_TASK REQUIREMENTS_.
Gather all lines in the records below that include the word "установок".

_TASK INPUTS_.

____________

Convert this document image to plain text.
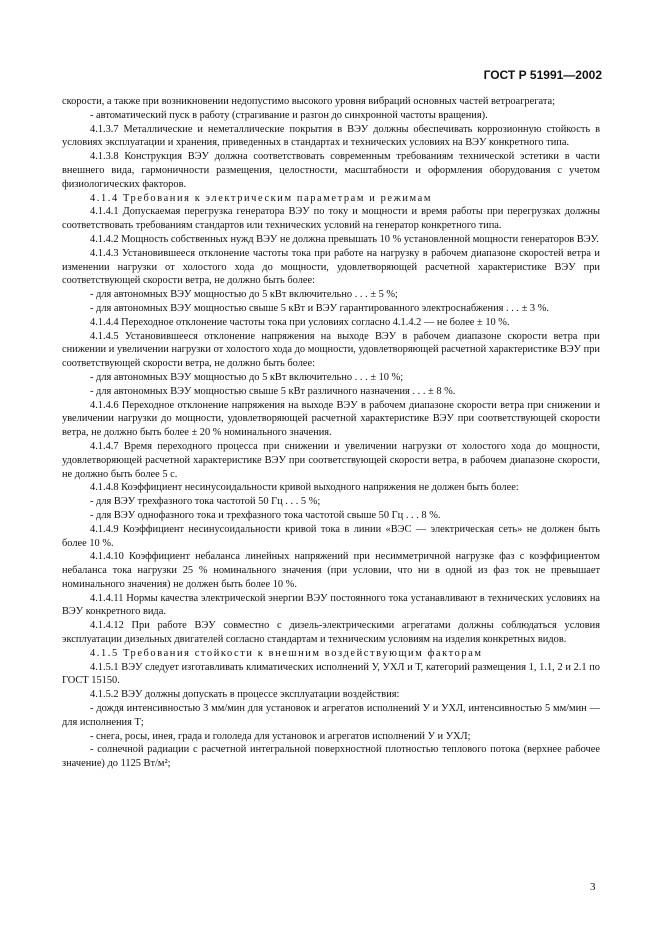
ГОСТ Р 51991—2002

скорости, а также при возникновении недопустимо высокого уровня вибраций основных частей ветроагрегата;

- автоматический пуск в работу (страгивание и разгон до синхронной частоты вращения).

4.1.3.7 Металлические и неметаллические покрытия в ВЭУ должны обеспечивать коррозионную стойкость в условиях эксплуатации и хранения, приведенных в стандартах и технических условиях на ВЭУ конкретного типа.

4.1.3.8 Конструкция ВЭУ должна соответствовать современным требованиям технической эстетики в части внешнего вида, гармоничности размещения, целостности, масштабности и оформления оборудования с учетом физиологических факторов.

4.1.4 Требования к электрическим параметрам и режимам

4.1.4.1 Допускаемая перегрузка генератора ВЭУ по току и мощности и время работы при перегрузках должны соответствовать требованиям стандартов или технических условий на генератор конкретного типа.

4.1.4.2 Мощность собственных нужд ВЭУ не должна превышать 10 % установленной мощности генераторов ВЭУ.

4.1.4.3 Установившееся отклонение частоты тока при работе на нагрузку в рабочем диапазоне скоростей ветра и изменении нагрузки от холостого хода до мощности, удовлетворяющей расчетной характеристике ВЭУ при соответствующей скорости ветра, не должно быть более:

- для автономных ВЭУ мощностью до 5 кВт включительно . . . ± 5 %;

- для автономных ВЭУ мощностью свыше 5 кВт и ВЭУ гарантированного электроснабжения . . . ± 3 %.

4.1.4.4 Переходное отклонение частоты тока при условиях согласно 4.1.4.2 — не более ± 10 %.

4.1.4.5 Установившееся отклонение напряжения на выходе ВЭУ в рабочем диапазоне скорости ветра при снижении и увеличении нагрузки от холостого хода до мощности, удовлетворяющей расчетной характеристике ВЭУ при соответствующей скорости ветра, не должно быть более:

- для автономных ВЭУ мощностью до 5 кВт включительно . . . ± 10 %;

- для автономных ВЭУ мощностью свыше 5 кВт различного назначения . . . ± 8 %.

4.1.4.6 Переходное отклонение напряжения на выходе ВЭУ в рабочем диапазоне скорости ветра при снижении и увеличении нагрузки до мощности, удовлетворяющей расчетной характеристике ВЭУ при соответствующей скорости ветра, не должно быть более ± 20 % номинального значения.

4.1.4.7 Время переходного процесса при снижении и увеличении нагрузки от холостого хода до мощности, удовлетворяющей расчетной характеристике ВЭУ при соответствующей скорости ветра, в рабочем диапазоне скорости, не должно быть более 5 с.

4.1.4.8 Коэффициент несинусоидальности кривой выходного напряжения не должен быть более:

- для ВЭУ трехфазного тока частотой 50 Гц . . . 5 %;

- для ВЭУ однофазного тока и трехфазного тока частотой свыше 50 Гц . . . 8 %.

4.1.4.9 Коэффициент несинусоидальности кривой тока в линии «ВЭС — электрическая сеть» не должен быть более 10 %.

4.1.4.10 Коэффициент небаланса линейных напряжений при несимметричной нагрузке фаз с коэффициентом небаланса тока нагрузки 25 % номинального значения (при условии, что ни в одной из фаз ток не превышает номинального значения) не должен быть более 10 %.

4.1.4.11 Нормы качества электрической энергии ВЭУ постоянного тока устанавливают в технических условиях на ВЭУ конкретного вида.

4.1.4.12 При работе ВЭУ совместно с дизель-электрическими агрегатами должны соблюдаться условия эксплуатации дизельных двигателей согласно стандартам и техническим условиям на изделия конкретных видов.

4.1.5 Требования стойкости к внешним воздействующим факторам

4.1.5.1 ВЭУ следует изготавливать климатических исполнений У, УХЛ и Т, категорий размещения 1, 1.1, 2 и 2.1 по ГОСТ 15150.

4.1.5.2 ВЭУ должны допускать в процессе эксплуатации воздействия:

- дождя интенсивностью 3 мм/мин для установок и агрегатов исполнений У и УХЛ, интенсивностью 5 мм/мин — для исполнения Т;

- снега, росы, инея, града и гололеда для установок и агрегатов исполнений У и УХЛ;

- солнечной радиации с расчетной интегральной поверхностной плотностью теплового потока (верхнее рабочее значение) до 1125 Вт/м²;

3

____________

_CORRECT ANSWER_.
- дождя интенсивностью 3 мм/мин для установок и агрегатов исполнений У и УХЛ, интенсивностью 5 мм/мин — для исполнения Т;
- снега, росы, инея, града и гололеда для установок и агрегатов исполнений У и УХЛ;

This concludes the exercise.